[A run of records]
*-*-*
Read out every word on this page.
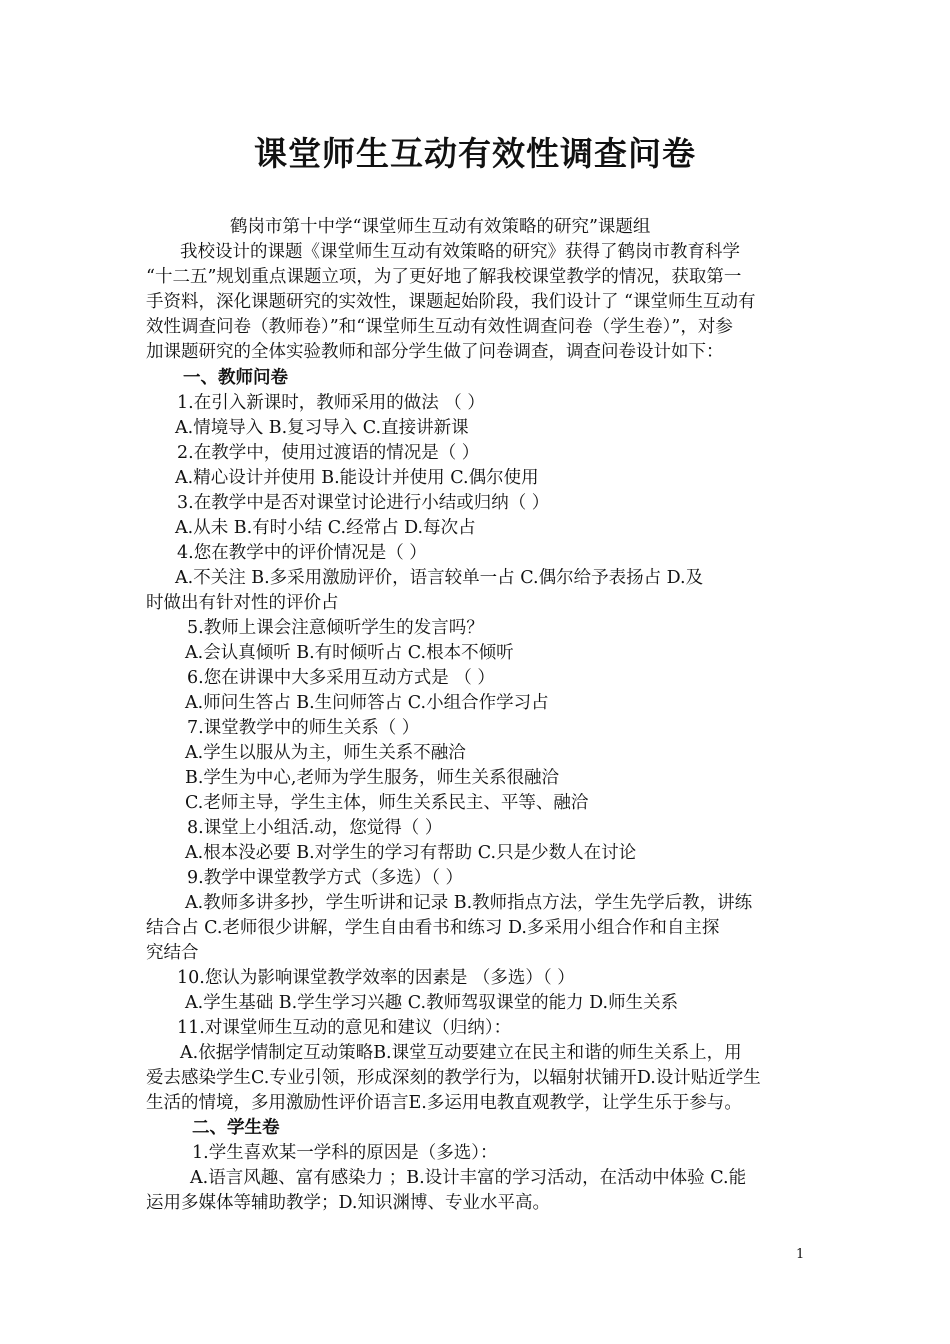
课堂师生互动有效性调查问卷
鹤岗市第十中学“课堂师生互动有效策略的研究”课题组
我校设计的课题《课堂师生互动有效策略的研究》获得了鹤岗市教育科学
“十二五”规划重点课题立项，为了更好地了解我校课堂教学的情况，获取第一
手资料，深化课题研究的实效性，课题起始阶段，我们设计了 “课堂师生互动有
效性调查问卷（教师卷）”和“课堂师生互动有效性调查问卷（学生卷）”，对参
加课题研究的全体实验教师和部分学生做了问卷调查，调查问卷设计如下：
一、教师问卷
1.在引入新课时，教师采用的做法 （ ）
A.情境导入 B.复习导入 C.直接讲新课
2.在教学中，使用过渡语的情况是（ ）
A.精心设计并使用 B.能设计并使用 C.偶尔使用
3.在教学中是否对课堂讨论进行小结或归纳（ ）
A.从未 B.有时小结 C.经常占 D.每次占
4.您在教学中的评价情况是（ ）
A.不关注 B.多采用激励评价，语言较单一占 C.偶尔给予表扬占 D.及
时做出有针对性的评价占
5.教师上课会注意倾听学生的发言吗？
A.会认真倾听 B.有时倾听占 C.根本不倾听
6.您在讲课中大多采用互动方式是 （ ）
A.师问生答占 B.生问师答占 C.小组合作学习占
7.课堂教学中的师生关系（ ）
A.学生以服从为主，师生关系不融洽
B.学生为中心,老师为学生服务，师生关系很融洽
C.老师主导，学生主体，师生关系民主、平等、融洽
8.课堂上小组活.动，您觉得（ ）
A.根本没必要 B.对学生的学习有帮助 C.只是少数人在讨论
9.教学中课堂教学方式（多选）（ ）
A.教师多讲多抄，学生听讲和记录 B.教师指点方法，学生先学后教，讲练
结合占 C.老师很少讲解，学生自由看书和练习 D.多采用小组合作和自主探
究结合
10.您认为影响课堂教学效率的因素是 （多选）（ ）
A.学生基础 B.学生学习兴趣 C.教师驾驭课堂的能力 D.师生关系
11.对课堂师生互动的意见和建议（归纳）：
A.依据学情制定互动策略B.课堂互动要建立在民主和谐的师生关系上，用
爱去感染学生C.专业引领，形成深刻的教学行为，以辐射状铺开D.设计贴近学生
生活的情境，多用激励性评价语言E.多运用电教直观教学，让学生乐于参与。
二、学生卷
1.学生喜欢某一学科的原因是（多选）：
A.语言风趣、富有感染力 ；B.设计丰富的学习活动，在活动中体验 C.能
运用多媒体等辅助教学；D.知识渊博、专业水平高。
1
*-*-*
- _EXERCISE DIRECTIONS_:
Check each line of the entries for the string "课堂师生互动有效性调查问卷". Copy the lines that have it.

- _EXERCISE SOLUTION_:
课堂师生互动有效性调查问卷
效性调查问卷（教师卷）”和“课堂师生互动有效性调查问卷（学生卷）”，对参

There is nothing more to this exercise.